**Dataset extract:**
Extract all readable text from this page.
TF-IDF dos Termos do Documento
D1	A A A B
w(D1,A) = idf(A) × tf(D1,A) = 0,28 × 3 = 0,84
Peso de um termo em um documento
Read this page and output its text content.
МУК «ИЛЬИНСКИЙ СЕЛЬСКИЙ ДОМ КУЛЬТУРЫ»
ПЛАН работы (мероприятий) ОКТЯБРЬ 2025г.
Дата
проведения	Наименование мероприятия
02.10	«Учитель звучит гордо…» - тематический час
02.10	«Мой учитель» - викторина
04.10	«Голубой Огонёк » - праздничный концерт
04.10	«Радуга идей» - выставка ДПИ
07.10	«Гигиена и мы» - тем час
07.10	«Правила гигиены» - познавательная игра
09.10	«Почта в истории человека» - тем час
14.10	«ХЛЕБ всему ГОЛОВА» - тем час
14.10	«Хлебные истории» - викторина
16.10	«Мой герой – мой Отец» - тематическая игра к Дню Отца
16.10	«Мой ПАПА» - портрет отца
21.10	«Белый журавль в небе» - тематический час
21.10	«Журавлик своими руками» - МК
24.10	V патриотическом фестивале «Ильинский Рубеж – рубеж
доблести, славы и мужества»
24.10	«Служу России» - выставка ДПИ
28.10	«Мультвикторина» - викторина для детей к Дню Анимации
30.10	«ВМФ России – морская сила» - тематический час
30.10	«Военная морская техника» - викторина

**Problem:** From the data, pick out every line that includes "викторина".

**Expected answer:**
02.10	«Мой учитель» - викторина
14.10	«Хлебные истории» - викторина
28.10	«Мультвикторина» - викторина для детей к Дню Анимации
30.10	«Военная морская техника» - викторина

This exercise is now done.